■ **WRITTEN EXERCISE**
Transcribe the records exactly. Pictures do not belong in the transcription.

■ **GIVEN DATA**
====

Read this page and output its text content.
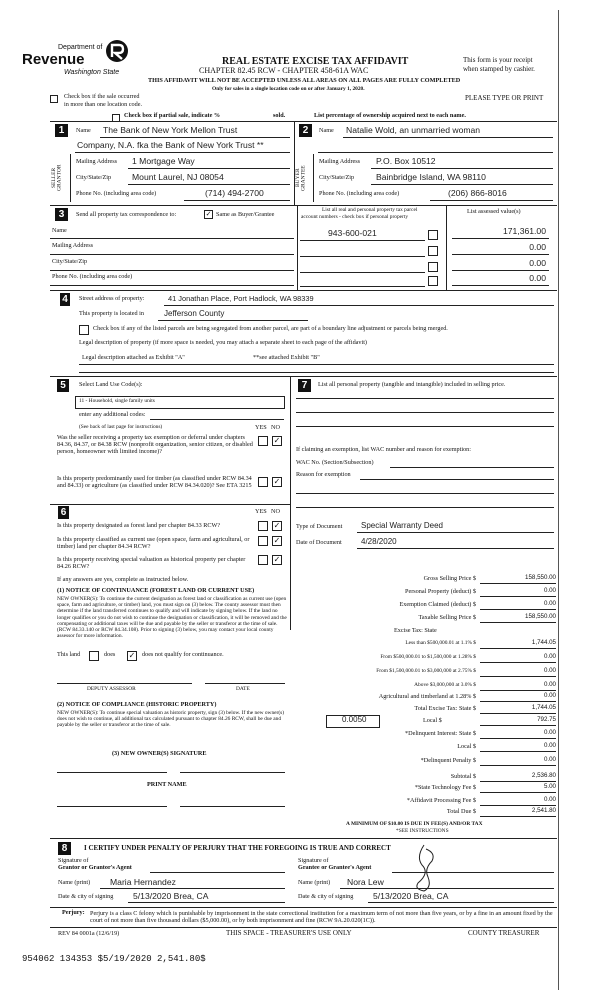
Department of
Revenue
Washington State
REAL ESTATE EXCISE TAX AFFIDAVIT
CHAPTER 82.45 RCW - CHAPTER 458-61A WAC
THIS AFFIDAVIT WILL NOT BE ACCEPTED UNLESS ALL AREAS ON ALL PAGES ARE FULLY COMPLETED
Only for sales in a single location code on or after January 1, 2020.
This form is your receipt
when stamped by cashier.
PLEASE TYPE OR PRINT
Check box if the sale occurred
in more than one location code.
Check box if partial sale, indicate %	sold.	List percentage of ownership acquired next to each name.
1	Name The Bank of New York Mellon Trust
Company, N.A. fka the Bank of New York Trust **
SELLER GRANTOR
Mailing Address 1 Mortgage Way
City/State/Zip Mount Laurel, NJ 08054
Phone No. (including area code)	(714) 494-2700
2	Name Natalie Wold, an unmarried woman
BUYER GRANTEE
Mailing Address P.O. Box 10512
City/State/Zip	Bainbridge Island, WA 98110
Phone No. (including area code)	(206) 866-8016
3	Send all property tax correspondence to:	✓ Same as Buyer/Grantee
List all real and personal property tax parcel
account numbers - check box if personal property
List assessed value(s)
Name
Mailing Address
City/State/Zip
Phone No. (including area code)
943-600-021	171,361.00
0.00
0.00
0.00
4	Street address of property:	41 Jonathan Place, Port Hadlock, WA 98339
This property is located in	Jefferson County
Check box if any of the listed parcels are being segregated from another parcel, are part of a boundary line adjustment or parcels being merged.
Legal description of property (if more space is needed, you may attach a separate sheet to each page of the affidavit)
Legal description attached as Exhibit "A"	**see attached Exhibit "B"
5	Select Land Use Code(s):
11 - Household, single family units
enter any additional codes:
(See back of last page for instructions)	YES NO
Was the seller receiving a property tax exemption or deferral under chapters 84.36, 84.37, or 84.38 RCW (nonprofit organization, senior citizen, or disabled person, homeowner with limited income)?
✓
Is this property predominantly used for timber (as classified under RCW 84.34 and 84.33) or agriculture (as classified under RCW 84.34.020)? See ETA 3215	✓
6	YES NO
Is this property designated as forest land per chapter 84.33 RCW?	✓
Is this property classified as current use (open space, farm and agricultural, or timber) land per chapter 84.34 RCW?
✓
Is this property receiving special valuation as historical property per chapter 84.26 RCW?
✓
If any answers are yes, complete as instructed below.
(1) NOTICE OF CONTINUANCE (FOREST LAND OR CURRENT USE)
NEW OWNER(S): To continue the current designation as forest land or classification as current use (open space, farm and agriculture, or timber) land, you must sign on (3) below. The county assessor must then determine if the land transferred continues to qualify and will indicate by signing below. If the land no longer qualifies or you do not wish to continue the designation or classification, it will be removed and the compensating or additional taxes will be due and payable by the seller or transferor at the time of sale. (RCW 84.33.140 or RCW 84.34.108). Prior to signing (3) below, you may contact your local county assessor for more information.
This land	does ✓ does not qualify for continuance.
DEPUTY ASSESSOR	DATE
(2) NOTICE OF COMPLIANCE (HISTORIC PROPERTY)
NEW OWNER(S): To continue special valuation as historic property, sign (3) below. If the new owner(s) does not wish to continue, all additional tax calculated pursuant to chapter 84.26 RCW, shall be due and payable by the seller or transferor at the time of sale.
(3) NEW OWNER(S) SIGNATURE
PRINT NAME
7	List all personal property (tangible and intangible) included in selling price.
If claiming an exemption, list WAC number and reason for exemption:
WAC No. (Section/Subsection)
Reason for exemption
Type of Document Special Warranty Deed
Date of Document 4/28/2020
Gross Selling Price $	158,550.00
Personal Property (deduct) $	0.00
Exemption Claimed (deduct) $	0.00
Taxable Selling Price $	158,550.00
Excise Tax: State
Less than $500,000.01 at 1.1% $	1,744.05
From $500,000.01 to $1,500,000 at 1.28% $	0.00
From $1,500,000.01 to $3,000,000 at 2.75% $	0.00
Above $3,000,000 at 3.0% $	0.00
Agricultural and timberland at 1.28% $	0.00
Total Excise Tax: State $	1,744.05
0.0050	Local $	792.75
*Delinquent Interest: State $	0.00
Local $	0.00
*Delinquent Penalty $	0.00
Subtotal $	2,536.80
*State Technology Fee $	5.00
*Affidavit Processing Fee $	0.00
Total Due $	2,541.80
A MINIMUM OF $10.00 IS DUE IN FEE(S) AND/OR TAX
*SEE INSTRUCTIONS
8	I CERTIFY UNDER PENALTY OF PERJURY THAT THE FOREGOING IS TRUE AND CORRECT
Signature of
Grantor or Grantor's Agent
Signature of
Grantee or Grantee's Agent
Name (print) Maria Hernandez	Name (print) Nora Lew
Date & city of signing 5/13/2020 Brea, CA	Date & city of signing 5/13/2020 Brea, CA
Perjury: Perjury is a class C felony which is punishable by imprisonment in the state correctional institution for a maximum term of not more than five years, or by a fine in an amount fixed by the court of not more than five thousand dollars ($5,000.00), or by both imprisonment and fine (RCW 9A.20.020(1C)).
REV 84 0001a (12/6/19)	THIS SPACE - TREASURER'S USE ONLY	COUNTY TREASURER
954062 134353 $5/19/2020 2,541.80$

====

■ **PROBLEM SOLUTION**
Read this page and output its text content.
Department of
Revenue
Washington State
REAL ESTATE EXCISE TAX AFFIDAVIT
CHAPTER 82.45 RCW - CHAPTER 458-61A WAC
THIS AFFIDAVIT WILL NOT BE ACCEPTED UNLESS ALL AREAS ON ALL PAGES ARE FULLY COMPLETED
Only for sales in a single location code on or after January 1, 2020.
This form is your receipt
when stamped by cashier.
PLEASE TYPE OR PRINT
Check box if the sale occurred
in more than one location code.
Check box if partial sale, indicate %	sold.	List percentage of ownership acquired next to each name.
1	Name The Bank of New York Mellon Trust
Company, N.A. fka the Bank of New York Trust **
SELLER GRANTOR
Mailing Address 1 Mortgage Way
City/State/Zip Mount Laurel, NJ 08054
Phone No. (including area code)	(714) 494-2700
2	Name Natalie Wold, an unmarried woman
BUYER GRANTEE
Mailing Address P.O. Box 10512
City/State/Zip	Bainbridge Island, WA 98110
Phone No. (including area code)	(206) 866-8016
3	Send all property tax correspondence to:	✓ Same as Buyer/Grantee
List all real and personal property tax parcel
account numbers - check box if personal property
List assessed value(s)
Name
Mailing Address
City/State/Zip
Phone No. (including area code)
943-600-021	171,361.00
0.00
0.00
0.00
4	Street address of property:	41 Jonathan Place, Port Hadlock, WA 98339
This property is located in	Jefferson County
Check box if any of the listed parcels are being segregated from another parcel, are part of a boundary line adjustment or parcels being merged.
Legal description of property (if more space is needed, you may attach a separate sheet to each page of the affidavit)
Legal description attached as Exhibit "A"	**see attached Exhibit "B"
5	Select Land Use Code(s):
11 - Household, single family units
enter any additional codes:
(See back of last page for instructions)	YES NO
Was the seller receiving a property tax exemption or deferral under chapters 84.36, 84.37, or 84.38 RCW (nonprofit organization, senior citizen, or disabled person, homeowner with limited income)?
✓
Is this property predominantly used for timber (as classified under RCW 84.34 and 84.33) or agriculture (as classified under RCW 84.34.020)? See ETA 3215	✓
6	YES NO
Is this property designated as forest land per chapter 84.33 RCW?	✓
Is this property classified as current use (open space, farm and agricultural, or timber) land per chapter 84.34 RCW?
✓
Is this property receiving special valuation as historical property per chapter 84.26 RCW?
✓
If any answers are yes, complete as instructed below.
(1) NOTICE OF CONTINUANCE (FOREST LAND OR CURRENT USE)
NEW OWNER(S): To continue the current designation as forest land or classification as current use (open space, farm and agriculture, or timber) land, you must sign on (3) below. The county assessor must then determine if the land transferred continues to qualify and will indicate by signing below. If the land no longer qualifies or you do not wish to continue the designation or classification, it will be removed and the compensating or additional taxes will be due and payable by the seller or transferor at the time of sale. (RCW 84.33.140 or RCW 84.34.108). Prior to signing (3) below, you may contact your local county assessor for more information.
This land	does ✓ does not qualify for continuance.
DEPUTY ASSESSOR	DATE
(2) NOTICE OF COMPLIANCE (HISTORIC PROPERTY)
NEW OWNER(S): To continue special valuation as historic property, sign (3) below. If the new owner(s) does not wish to continue, all additional tax calculated pursuant to chapter 84.26 RCW, shall be due and payable by the seller or transferor at the time of sale.
(3) NEW OWNER(S) SIGNATURE
PRINT NAME
7	List all personal property (tangible and intangible) included in selling price.
If claiming an exemption, list WAC number and reason for exemption:
WAC No. (Section/Subsection)
Reason for exemption
Type of Document Special Warranty Deed
Date of Document 4/28/2020
Gross Selling Price $	158,550.00
Personal Property (deduct) $	0.00
Exemption Claimed (deduct) $	0.00
Taxable Selling Price $	158,550.00
Excise Tax: State
Less than $500,000.01 at 1.1% $	1,744.05
From $500,000.01 to $1,500,000 at 1.28% $	0.00
From $1,500,000.01 to $3,000,000 at 2.75% $	0.00
Above $3,000,000 at 3.0% $	0.00
Agricultural and timberland at 1.28% $	0.00
Total Excise Tax: State $	1,744.05
0.0050	Local $	792.75
*Delinquent Interest: State $	0.00
Local $	0.00
*Delinquent Penalty $	0.00
Subtotal $	2,536.80
*State Technology Fee $	5.00
*Affidavit Processing Fee $	0.00
Total Due $	2,541.80
A MINIMUM OF $10.00 IS DUE IN FEE(S) AND/OR TAX
*SEE INSTRUCTIONS
8	I CERTIFY UNDER PENALTY OF PERJURY THAT THE FOREGOING IS TRUE AND CORRECT
Signature of
Grantor or Grantor's Agent
Signature of
Grantee or Grantee's Agent
Name (print) Maria Hernandez	Name (print) Nora Lew
Date & city of signing 5/13/2020 Brea, CA	Date & city of signing 5/13/2020 Brea, CA
Perjury: Perjury is a class C felony which is punishable by imprisonment in the state correctional institution for a maximum term of not more than five years, or by a fine in an amount fixed by the court of not more than five thousand dollars ($5,000.00), or by both imprisonment and fine (RCW 9A.20.020(1C)).
REV 84 0001a (12/6/19)	THIS SPACE - TREASURER'S USE ONLY	COUNTY TREASURER
954062 134353 $5/19/2020 2,541.80$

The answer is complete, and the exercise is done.